──────── Entries
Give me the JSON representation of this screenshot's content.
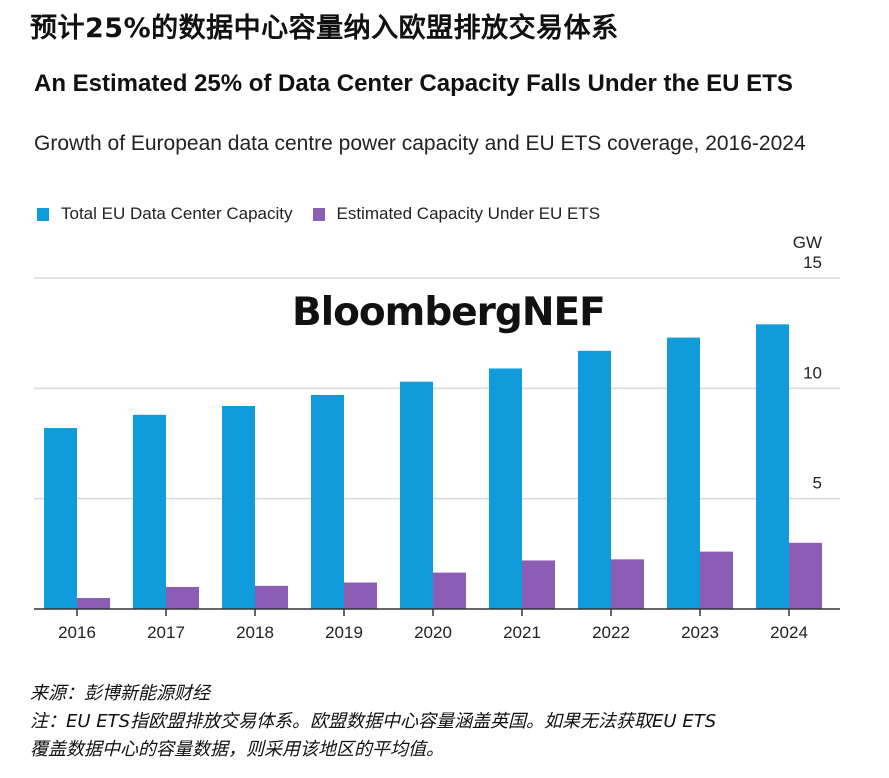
{
  "headline_cn": "预计25%的数据中心容量纳入欧盟排放交易体系",
  "logo_text": "BloombergNEF",
  "footer": {
    "source": "来源：彭博新能源财经",
    "note_line1": "注：EU ETS指欧盟排放交易体系。欧盟数据中心容量涵盖英国。如果无法获取EU ETS",
    "note_line2": "覆盖数据中心的容量数据，则采用该地区的平均值。"
  },
  "colors": {
    "total": "#109cdb",
    "ets": "#8c5db4",
    "grid": "#d9d9d9",
    "axis": "#333333"
  },
  "chart_data": {
    "type": "bar",
    "title": "An Estimated 25% of Data Center Capacity Falls Under the EU ETS",
    "subtitle": "Growth of European data centre power capacity and EU ETS coverage, 2016-2024",
    "xlabel": "",
    "ylabel": "GW",
    "ylim": [
      0,
      15
    ],
    "yticks": [
      0,
      5,
      10,
      15
    ],
    "grid": true,
    "legend_position": "top-left",
    "y_axis_side": "right",
    "categories": [
      "2016",
      "2017",
      "2018",
      "2019",
      "2020",
      "2021",
      "2022",
      "2023",
      "2024"
    ],
    "series": [
      {
        "name": "Total EU Data Center Capacity",
        "color": "#109cdb",
        "values": [
          8.2,
          8.8,
          9.2,
          9.7,
          10.3,
          10.9,
          11.7,
          12.3,
          12.9
        ]
      },
      {
        "name": "Estimated Capacity Under EU ETS",
        "color": "#8c5db4",
        "values": [
          0.5,
          1.0,
          1.05,
          1.2,
          1.65,
          2.2,
          2.25,
          2.6,
          3.0
        ]
      }
    ]
  }
}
────────────────
* Set problem *
Repeat all of the data above word for word, minus the pictures.

* Task solution *
Give me the JSON representation of this screenshot's content.
{
  "headline_cn": "预计25%的数据中心容量纳入欧盟排放交易体系",
  "logo_text": "BloombergNEF",
  "footer": {
    "source": "来源：彭博新能源财经",
    "note_line1": "注：EU ETS指欧盟排放交易体系。欧盟数据中心容量涵盖英国。如果无法获取EU ETS",
    "note_line2": "覆盖数据中心的容量数据，则采用该地区的平均值。"
  },
  "colors": {
    "total": "#109cdb",
    "ets": "#8c5db4",
    "grid": "#d9d9d9",
    "axis": "#333333"
  },
  "chart_data": {
    "type": "bar",
    "title": "An Estimated 25% of Data Center Capacity Falls Under the EU ETS",
    "subtitle": "Growth of European data centre power capacity and EU ETS coverage, 2016-2024",
    "xlabel": "",
    "ylabel": "GW",
    "ylim": [
      0,
      15
    ],
    "yticks": [
      0,
      5,
      10,
      15
    ],
    "grid": true,
    "legend_position": "top-left",
    "y_axis_side": "right",
    "categories": [
      "2016",
      "2017",
      "2018",
      "2019",
      "2020",
      "2021",
      "2022",
      "2023",
      "2024"
    ],
    "series": [
      {
        "name": "Total EU Data Center Capacity",
        "color": "#109cdb",
        "values": [
          8.2,
          8.8,
          9.2,
          9.7,
          10.3,
          10.9,
          11.7,
          12.3,
          12.9
        ]
      },
      {
        "name": "Estimated Capacity Under EU ETS",
        "color": "#8c5db4",
        "values": [
          0.5,
          1.0,
          1.05,
          1.2,
          1.65,
          2.2,
          2.25,
          2.6,
          3.0
        ]
      }
    ]
  }
}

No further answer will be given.